> **What you are asked to do**: Please copy each line of the records below that includes the word "California".

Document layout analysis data
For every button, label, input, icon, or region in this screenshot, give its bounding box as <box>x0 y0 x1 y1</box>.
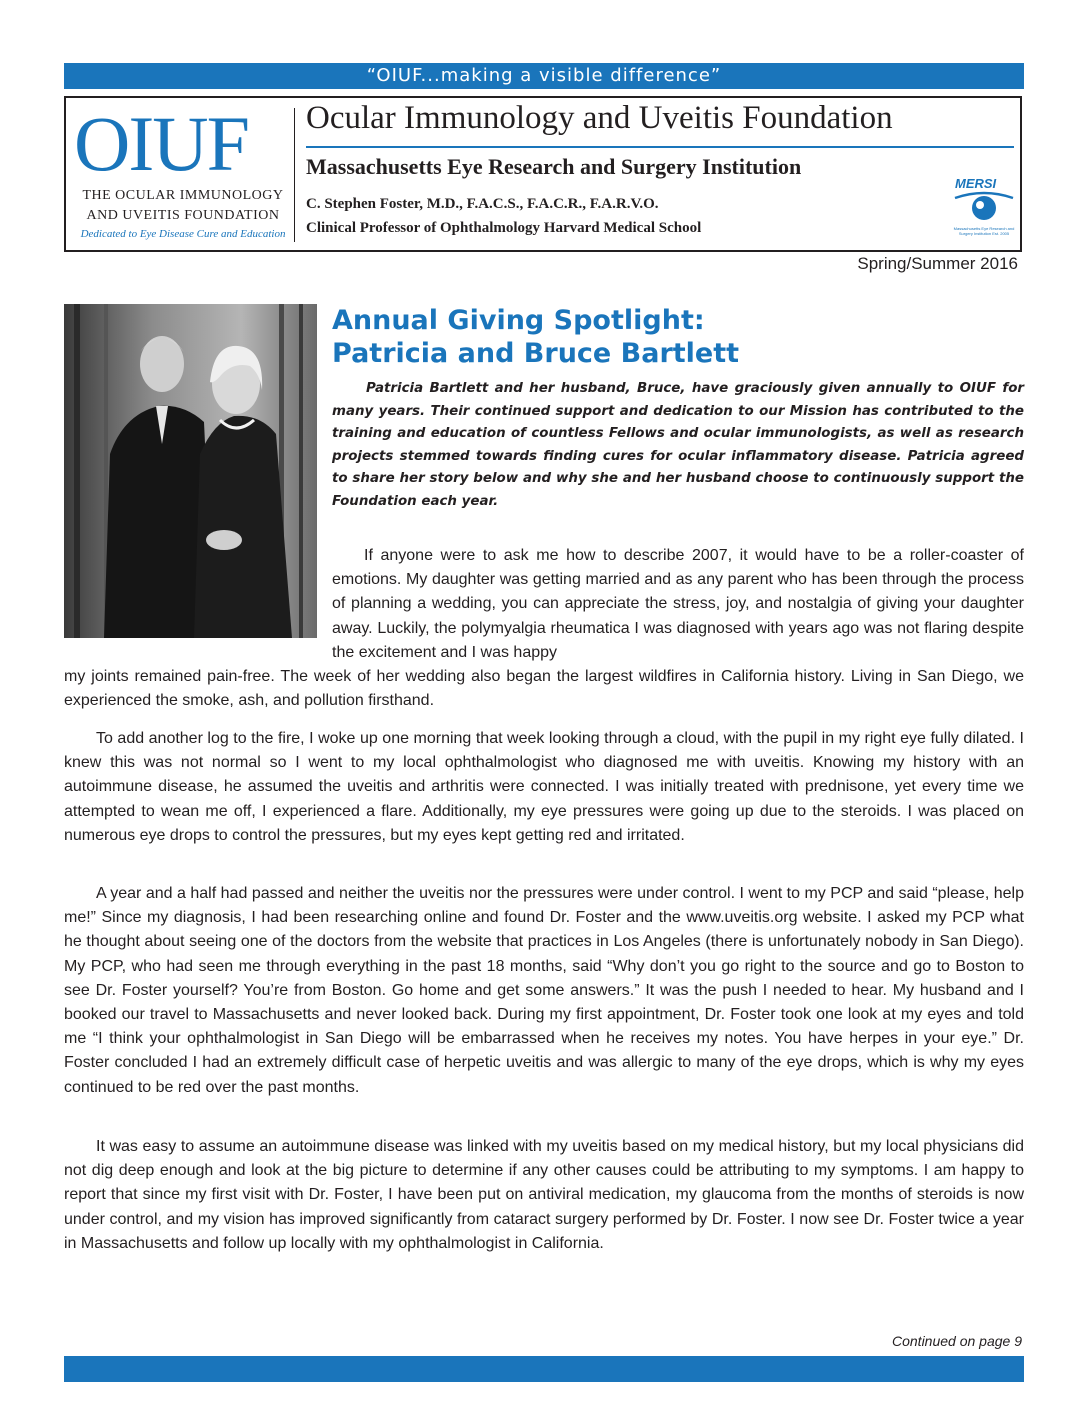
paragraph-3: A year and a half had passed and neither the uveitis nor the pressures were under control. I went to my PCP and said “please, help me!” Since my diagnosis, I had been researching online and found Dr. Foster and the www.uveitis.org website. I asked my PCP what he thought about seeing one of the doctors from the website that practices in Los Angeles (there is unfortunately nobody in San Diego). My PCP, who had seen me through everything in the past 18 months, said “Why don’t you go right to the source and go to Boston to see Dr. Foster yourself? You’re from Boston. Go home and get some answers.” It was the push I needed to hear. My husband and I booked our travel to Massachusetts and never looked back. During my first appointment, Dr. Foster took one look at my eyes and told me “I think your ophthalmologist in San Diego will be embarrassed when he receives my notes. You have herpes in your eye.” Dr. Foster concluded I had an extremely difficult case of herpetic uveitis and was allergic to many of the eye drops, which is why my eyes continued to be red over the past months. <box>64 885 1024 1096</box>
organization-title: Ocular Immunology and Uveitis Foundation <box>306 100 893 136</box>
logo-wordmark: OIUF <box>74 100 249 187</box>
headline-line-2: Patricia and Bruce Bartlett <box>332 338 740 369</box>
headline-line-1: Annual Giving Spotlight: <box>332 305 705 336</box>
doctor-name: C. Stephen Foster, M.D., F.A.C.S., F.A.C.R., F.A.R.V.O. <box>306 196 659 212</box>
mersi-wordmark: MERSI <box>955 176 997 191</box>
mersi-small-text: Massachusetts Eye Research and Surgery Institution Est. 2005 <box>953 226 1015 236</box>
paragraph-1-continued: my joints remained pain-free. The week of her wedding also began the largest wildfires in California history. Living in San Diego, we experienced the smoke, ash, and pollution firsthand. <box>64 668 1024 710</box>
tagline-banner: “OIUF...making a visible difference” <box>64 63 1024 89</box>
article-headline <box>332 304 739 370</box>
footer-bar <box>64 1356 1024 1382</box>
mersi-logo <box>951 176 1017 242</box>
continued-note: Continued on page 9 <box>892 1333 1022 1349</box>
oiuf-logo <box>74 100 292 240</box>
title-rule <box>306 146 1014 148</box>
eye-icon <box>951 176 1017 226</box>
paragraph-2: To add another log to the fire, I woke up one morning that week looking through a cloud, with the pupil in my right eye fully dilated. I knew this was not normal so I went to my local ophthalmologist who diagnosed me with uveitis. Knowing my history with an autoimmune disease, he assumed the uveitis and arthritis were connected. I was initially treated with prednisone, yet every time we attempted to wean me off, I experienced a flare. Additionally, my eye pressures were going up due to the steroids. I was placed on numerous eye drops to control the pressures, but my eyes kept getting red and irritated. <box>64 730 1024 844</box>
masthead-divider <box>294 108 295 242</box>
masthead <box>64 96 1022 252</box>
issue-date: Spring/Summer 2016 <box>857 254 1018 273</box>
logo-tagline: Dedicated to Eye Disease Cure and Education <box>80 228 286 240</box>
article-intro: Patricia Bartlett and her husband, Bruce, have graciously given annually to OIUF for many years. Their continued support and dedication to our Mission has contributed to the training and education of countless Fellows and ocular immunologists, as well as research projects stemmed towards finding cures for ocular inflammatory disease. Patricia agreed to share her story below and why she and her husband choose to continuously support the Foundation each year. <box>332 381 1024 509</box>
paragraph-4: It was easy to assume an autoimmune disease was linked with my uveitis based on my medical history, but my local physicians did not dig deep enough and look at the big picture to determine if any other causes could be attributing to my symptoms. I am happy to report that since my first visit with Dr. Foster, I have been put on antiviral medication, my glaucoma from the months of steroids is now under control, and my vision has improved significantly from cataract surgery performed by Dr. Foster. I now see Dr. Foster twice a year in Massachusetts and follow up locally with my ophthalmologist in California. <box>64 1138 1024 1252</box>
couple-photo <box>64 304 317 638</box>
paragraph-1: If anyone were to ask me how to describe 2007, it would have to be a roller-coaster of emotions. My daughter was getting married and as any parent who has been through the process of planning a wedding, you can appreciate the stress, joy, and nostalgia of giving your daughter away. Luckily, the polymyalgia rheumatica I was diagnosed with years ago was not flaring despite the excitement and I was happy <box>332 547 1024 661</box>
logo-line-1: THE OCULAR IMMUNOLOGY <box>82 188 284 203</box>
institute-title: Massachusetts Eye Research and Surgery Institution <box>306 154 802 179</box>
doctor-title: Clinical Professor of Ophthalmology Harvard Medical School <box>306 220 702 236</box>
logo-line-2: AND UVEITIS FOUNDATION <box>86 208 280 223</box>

> **Problem solution**:
paragraph-1-continued: my joints remained pain-free. The week of her wedding also began the largest wildfires in California history. Living in San Diego, we experienced the smoke, ash, and pollution firsthand. <box>64 668 1024 710</box>
paragraph-4: It was easy to assume an autoimmune disease was linked with my uveitis based on my medical history, but my local physicians did not dig deep enough and look at the big picture to determine if any other causes could be attributing to my symptoms. I am happy to report that since my first visit with Dr. Foster, I have been put on antiviral medication, my glaucoma from the months of steroids is now under control, and my vision has improved significantly from cataract surgery performed by Dr. Foster. I now see Dr. Foster twice a year in Massachusetts and follow up locally with my ophthalmologist in California. <box>64 1138 1024 1252</box>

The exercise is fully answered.